[[ Extracted text, beginning ]]

Clear error queue when starting SSL_CTX_use_certificate_chain_file

PR: 1417, 1513
Submitted by: Erik de Castro Lopo <mle+openssl@mega-nerd.com>

diff --git a/CHANGES b/CHANGES
index 77ffb06443d5fe223c3e9439291c71c305dd2a33..9c4559fa5aa30f11d5e2c47d84e63f8196333248 100644 (file)
--- a/CHANGES
+++ b/CHANGES
@@ -4,6 +4,12 @@
 
  Changes between 0.9.8g and 0.9.8h  [xx XXX xxxx]
 
+  *) Clear error queue in SSL_CTX_use_certificate_chain_file()
+
+     Clear the error queue to ensure that error entries left from
+     older function calls do not interfere with the correct operation.
+     [Lutz Jaenicke, Erik de Castro Lopo]
+
   *) Remove root CA certificates of commercial CAs:
 
      The OpenSSL project does not recommend any specific CA and does not

diff --git a/ssl/ssl_rsa.c b/ssl/ssl_rsa.c
index fc42dfa1ec6643fe0e73a1440b8b92c994c84bc0..a7721d05e3dfff8210b60d87146a34d3efe43f4a 100644 (file)
--- a/ssl/ssl_rsa.c
+++ b/ssl/ssl_rsa.c
@@ -708,6 +708,12 @@ int SSL_CTX_use_certificate_chain_file(SSL_CTX *ctx, const char *file)
        int ret=0;
        X509 *x=NULL;
 
+       ERR_clear_error(); /* This function needs to check the error stack
+                             even if the return code(s) of called functions
+                             indicate success.
+                             The error stack must therefore be cleared
+                             before starting. */
+
        in=BIO_new(BIO_s_file_internal());
        if (in == NULL)
                {

[[ Extracted text, end ]]

*Required action 1*
Please restate the paragraph of the commit diff that begins "Clear the error queue to ensure" as one shorter sentence that keeps its main point.
*Required action 2*
From the commit diff, copy word for word the stretch from "Clear error queue when" through "queue in SSL_CTX_use_certificate_chain_file()".
These rows play no part in this work.

[[ Source data, beginning ]]

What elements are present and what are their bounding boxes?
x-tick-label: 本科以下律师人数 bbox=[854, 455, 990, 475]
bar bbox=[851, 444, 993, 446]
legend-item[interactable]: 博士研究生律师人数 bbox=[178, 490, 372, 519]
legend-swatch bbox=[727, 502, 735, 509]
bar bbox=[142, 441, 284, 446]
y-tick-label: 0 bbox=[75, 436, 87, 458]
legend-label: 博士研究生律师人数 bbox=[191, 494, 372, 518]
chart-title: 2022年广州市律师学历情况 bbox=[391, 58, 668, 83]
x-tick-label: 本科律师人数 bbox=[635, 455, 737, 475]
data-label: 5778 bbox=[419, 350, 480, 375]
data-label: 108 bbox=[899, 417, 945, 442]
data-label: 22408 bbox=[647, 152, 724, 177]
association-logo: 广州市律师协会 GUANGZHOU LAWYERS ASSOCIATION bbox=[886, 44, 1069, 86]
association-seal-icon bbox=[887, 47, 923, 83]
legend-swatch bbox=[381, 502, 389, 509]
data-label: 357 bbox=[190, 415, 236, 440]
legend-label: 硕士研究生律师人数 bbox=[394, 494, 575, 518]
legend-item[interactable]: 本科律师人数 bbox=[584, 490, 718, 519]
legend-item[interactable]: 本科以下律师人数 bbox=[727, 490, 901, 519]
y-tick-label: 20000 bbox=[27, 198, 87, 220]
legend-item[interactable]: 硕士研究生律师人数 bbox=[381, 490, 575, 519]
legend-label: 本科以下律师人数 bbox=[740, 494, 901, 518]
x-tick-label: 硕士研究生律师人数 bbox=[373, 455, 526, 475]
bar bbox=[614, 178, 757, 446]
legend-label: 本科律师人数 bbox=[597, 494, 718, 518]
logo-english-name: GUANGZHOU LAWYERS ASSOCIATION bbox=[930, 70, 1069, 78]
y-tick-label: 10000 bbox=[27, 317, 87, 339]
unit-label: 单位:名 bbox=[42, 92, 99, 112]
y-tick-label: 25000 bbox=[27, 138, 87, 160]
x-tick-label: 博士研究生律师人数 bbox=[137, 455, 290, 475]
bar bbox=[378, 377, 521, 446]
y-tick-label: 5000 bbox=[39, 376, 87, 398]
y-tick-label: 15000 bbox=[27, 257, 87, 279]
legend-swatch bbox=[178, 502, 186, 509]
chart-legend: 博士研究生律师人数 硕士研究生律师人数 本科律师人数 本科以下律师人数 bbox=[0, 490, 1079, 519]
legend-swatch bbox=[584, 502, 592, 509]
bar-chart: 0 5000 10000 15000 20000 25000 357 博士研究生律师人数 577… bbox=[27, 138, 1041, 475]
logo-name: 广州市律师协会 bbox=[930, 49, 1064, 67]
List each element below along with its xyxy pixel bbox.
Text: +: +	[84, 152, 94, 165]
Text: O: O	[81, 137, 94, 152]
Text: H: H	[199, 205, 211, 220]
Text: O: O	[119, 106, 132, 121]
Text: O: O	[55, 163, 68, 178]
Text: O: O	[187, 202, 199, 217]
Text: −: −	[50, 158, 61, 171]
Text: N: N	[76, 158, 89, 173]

[[ Source data, end ]]

*Answer 1*
Clearing the error queue keeps leftover error entries from earlier function calls from disrupting correct operation.

*Answer 2*
Clear error queue when starting SSL_CTX_use_certificate_chain_file

PR: 1417, 1513
Submitted by: Erik de Castro Lopo <mle+openssl@mega-nerd.com>

diff --git a/CHANGES b/CHANGES
index 77ffb06443d5fe223c3e9439291c71c305dd2a33..9c4559fa5aa30f11d5e2c47d84e63f8196333248 100644 (file)
--- a/CHANGES
+++ b/CHANGES
@@ -4,6 +4,12 @@
 
  Changes between 0.9.8g and 0.9.8h  [xx XXX xxxx]
 
+  *) Clear error queue in SSL_CTX_use_certificate_chain_file()